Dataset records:
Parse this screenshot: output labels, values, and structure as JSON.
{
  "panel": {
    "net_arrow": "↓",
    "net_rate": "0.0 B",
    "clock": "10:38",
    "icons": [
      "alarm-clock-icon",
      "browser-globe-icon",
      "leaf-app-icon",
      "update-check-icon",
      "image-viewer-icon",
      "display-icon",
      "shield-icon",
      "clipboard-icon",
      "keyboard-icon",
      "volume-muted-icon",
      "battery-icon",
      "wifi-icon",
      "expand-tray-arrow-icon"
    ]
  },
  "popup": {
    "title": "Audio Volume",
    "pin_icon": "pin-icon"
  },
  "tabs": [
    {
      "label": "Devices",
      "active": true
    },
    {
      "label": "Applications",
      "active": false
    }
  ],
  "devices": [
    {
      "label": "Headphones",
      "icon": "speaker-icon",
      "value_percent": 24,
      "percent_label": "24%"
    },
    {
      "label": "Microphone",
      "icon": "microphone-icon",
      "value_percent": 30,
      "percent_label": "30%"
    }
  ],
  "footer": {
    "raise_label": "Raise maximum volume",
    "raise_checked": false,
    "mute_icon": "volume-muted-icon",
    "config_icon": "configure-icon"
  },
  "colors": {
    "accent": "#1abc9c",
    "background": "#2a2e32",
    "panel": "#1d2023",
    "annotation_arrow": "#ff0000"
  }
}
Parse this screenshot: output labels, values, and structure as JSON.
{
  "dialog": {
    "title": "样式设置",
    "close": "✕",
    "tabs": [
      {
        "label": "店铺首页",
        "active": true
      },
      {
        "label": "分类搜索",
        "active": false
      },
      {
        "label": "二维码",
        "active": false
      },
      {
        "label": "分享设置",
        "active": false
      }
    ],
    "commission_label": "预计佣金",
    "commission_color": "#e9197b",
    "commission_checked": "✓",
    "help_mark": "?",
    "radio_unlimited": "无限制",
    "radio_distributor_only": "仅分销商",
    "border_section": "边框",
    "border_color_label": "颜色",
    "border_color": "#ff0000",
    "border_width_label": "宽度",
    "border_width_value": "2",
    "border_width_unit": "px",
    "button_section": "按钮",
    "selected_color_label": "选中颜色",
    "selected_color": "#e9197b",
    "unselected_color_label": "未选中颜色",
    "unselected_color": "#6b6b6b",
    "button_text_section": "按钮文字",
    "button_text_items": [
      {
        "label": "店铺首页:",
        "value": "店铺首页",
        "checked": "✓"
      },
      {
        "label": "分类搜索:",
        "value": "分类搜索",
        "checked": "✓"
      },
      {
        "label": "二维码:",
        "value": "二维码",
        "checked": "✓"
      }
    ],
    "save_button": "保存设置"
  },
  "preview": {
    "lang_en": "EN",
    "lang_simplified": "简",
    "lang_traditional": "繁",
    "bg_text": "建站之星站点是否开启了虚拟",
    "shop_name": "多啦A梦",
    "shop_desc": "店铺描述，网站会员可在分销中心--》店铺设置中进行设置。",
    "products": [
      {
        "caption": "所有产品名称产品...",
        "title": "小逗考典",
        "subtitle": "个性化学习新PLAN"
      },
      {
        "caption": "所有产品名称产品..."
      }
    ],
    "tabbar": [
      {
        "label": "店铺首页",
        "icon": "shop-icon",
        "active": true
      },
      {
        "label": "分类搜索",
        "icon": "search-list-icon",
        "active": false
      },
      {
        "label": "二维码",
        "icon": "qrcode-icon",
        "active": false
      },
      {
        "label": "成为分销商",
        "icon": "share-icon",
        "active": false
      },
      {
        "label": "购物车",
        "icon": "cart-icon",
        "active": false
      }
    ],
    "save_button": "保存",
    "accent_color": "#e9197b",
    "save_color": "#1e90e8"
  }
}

**AIM OF THE EXERCISE:**
Work through the data and report how many of its lines hold the word "分类搜索", giving only the figure.

**COMPLETED EXERCISE:**
4